● **Given exercise**
Tally the lines with the word "name" and report the number alone.

● **Data to process**
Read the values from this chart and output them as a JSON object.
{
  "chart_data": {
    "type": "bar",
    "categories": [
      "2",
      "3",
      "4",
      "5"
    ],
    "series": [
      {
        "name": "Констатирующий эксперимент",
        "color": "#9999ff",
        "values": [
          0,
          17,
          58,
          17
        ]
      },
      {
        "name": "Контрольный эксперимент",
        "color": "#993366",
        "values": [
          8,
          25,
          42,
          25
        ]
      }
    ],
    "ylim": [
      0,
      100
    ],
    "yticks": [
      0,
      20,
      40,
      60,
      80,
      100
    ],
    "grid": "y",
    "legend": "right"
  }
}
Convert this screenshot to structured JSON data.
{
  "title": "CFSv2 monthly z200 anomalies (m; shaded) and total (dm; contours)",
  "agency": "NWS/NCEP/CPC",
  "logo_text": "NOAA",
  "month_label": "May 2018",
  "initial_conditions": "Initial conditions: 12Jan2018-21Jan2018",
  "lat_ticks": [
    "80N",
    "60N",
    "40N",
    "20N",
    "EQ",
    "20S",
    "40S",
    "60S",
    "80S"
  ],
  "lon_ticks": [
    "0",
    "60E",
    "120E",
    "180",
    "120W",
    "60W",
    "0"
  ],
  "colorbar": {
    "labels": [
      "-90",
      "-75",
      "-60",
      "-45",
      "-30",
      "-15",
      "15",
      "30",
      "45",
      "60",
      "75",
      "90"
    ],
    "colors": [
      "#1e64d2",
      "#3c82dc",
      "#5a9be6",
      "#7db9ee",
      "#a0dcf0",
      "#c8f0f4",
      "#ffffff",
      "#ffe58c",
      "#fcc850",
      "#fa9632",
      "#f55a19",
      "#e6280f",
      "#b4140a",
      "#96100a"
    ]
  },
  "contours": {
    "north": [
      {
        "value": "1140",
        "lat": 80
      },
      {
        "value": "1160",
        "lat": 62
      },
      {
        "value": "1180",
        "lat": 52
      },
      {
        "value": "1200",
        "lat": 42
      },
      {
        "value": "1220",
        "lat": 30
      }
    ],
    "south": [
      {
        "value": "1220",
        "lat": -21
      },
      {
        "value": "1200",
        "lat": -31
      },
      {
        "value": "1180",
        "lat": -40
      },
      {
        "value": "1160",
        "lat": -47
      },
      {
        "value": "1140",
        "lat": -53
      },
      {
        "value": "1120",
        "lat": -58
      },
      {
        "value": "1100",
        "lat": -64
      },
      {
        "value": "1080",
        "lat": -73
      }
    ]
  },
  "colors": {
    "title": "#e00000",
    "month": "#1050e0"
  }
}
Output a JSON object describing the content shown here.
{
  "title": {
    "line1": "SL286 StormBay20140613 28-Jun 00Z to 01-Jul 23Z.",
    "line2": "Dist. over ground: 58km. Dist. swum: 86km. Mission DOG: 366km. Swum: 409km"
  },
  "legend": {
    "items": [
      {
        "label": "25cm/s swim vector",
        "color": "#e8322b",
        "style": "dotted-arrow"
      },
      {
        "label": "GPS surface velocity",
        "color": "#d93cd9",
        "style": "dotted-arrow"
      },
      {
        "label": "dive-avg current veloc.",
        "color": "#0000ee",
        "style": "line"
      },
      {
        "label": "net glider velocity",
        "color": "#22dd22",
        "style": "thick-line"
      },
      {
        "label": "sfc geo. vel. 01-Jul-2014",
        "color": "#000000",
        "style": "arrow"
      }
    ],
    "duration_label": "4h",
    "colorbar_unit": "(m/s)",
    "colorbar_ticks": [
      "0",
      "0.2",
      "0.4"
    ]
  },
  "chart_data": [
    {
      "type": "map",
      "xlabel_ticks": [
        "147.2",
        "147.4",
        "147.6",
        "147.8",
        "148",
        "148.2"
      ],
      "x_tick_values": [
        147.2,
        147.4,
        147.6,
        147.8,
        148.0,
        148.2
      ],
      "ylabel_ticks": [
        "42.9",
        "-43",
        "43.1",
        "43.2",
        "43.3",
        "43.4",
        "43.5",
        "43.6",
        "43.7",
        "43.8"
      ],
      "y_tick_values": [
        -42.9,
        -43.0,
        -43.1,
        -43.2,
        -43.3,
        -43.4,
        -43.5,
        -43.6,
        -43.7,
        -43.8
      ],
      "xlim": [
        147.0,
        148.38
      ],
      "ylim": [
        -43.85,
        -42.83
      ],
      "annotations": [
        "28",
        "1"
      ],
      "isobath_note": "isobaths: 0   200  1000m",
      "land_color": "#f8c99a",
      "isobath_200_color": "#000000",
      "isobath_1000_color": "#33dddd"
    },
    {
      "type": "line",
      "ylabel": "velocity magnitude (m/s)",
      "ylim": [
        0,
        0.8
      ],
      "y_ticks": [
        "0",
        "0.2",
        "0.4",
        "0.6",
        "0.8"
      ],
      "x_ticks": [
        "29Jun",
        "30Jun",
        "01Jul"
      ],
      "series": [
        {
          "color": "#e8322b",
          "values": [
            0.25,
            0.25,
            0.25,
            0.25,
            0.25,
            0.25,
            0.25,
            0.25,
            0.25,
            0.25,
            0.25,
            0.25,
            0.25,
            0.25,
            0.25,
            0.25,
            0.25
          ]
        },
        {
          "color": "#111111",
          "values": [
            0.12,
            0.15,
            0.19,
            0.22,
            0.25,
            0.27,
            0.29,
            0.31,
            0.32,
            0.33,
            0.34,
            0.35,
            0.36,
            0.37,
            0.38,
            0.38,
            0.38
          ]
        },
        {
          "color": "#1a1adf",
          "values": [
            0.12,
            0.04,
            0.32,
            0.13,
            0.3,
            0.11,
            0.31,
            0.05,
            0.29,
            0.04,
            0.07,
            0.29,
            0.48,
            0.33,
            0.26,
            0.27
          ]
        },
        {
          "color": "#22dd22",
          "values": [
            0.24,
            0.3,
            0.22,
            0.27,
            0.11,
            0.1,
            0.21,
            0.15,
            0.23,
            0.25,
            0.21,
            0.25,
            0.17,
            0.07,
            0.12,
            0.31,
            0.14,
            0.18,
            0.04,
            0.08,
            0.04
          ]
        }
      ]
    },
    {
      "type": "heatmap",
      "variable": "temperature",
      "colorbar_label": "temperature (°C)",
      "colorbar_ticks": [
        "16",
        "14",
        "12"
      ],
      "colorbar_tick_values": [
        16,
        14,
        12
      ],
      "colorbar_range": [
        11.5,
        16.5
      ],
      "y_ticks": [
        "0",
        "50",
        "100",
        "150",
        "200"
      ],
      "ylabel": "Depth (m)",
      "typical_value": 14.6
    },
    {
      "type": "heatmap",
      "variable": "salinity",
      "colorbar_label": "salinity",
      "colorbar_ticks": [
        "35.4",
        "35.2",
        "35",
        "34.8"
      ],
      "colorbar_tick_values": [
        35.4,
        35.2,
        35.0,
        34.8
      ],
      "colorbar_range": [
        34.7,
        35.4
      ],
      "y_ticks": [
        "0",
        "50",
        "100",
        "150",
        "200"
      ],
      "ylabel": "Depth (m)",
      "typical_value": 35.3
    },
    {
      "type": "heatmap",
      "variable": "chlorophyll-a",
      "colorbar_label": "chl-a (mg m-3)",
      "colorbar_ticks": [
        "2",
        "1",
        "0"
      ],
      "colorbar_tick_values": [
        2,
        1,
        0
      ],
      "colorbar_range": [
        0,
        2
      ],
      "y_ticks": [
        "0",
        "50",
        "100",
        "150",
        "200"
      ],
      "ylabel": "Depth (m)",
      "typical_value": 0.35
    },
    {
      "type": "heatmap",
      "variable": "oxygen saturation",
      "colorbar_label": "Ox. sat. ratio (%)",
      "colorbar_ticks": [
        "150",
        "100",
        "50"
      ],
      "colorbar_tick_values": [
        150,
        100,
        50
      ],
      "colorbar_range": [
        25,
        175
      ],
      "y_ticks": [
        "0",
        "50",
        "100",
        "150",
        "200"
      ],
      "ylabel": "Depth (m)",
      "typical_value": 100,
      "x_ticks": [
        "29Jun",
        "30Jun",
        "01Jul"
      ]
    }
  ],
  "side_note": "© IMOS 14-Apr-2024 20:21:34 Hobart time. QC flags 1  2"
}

● **Solution to this problem**
2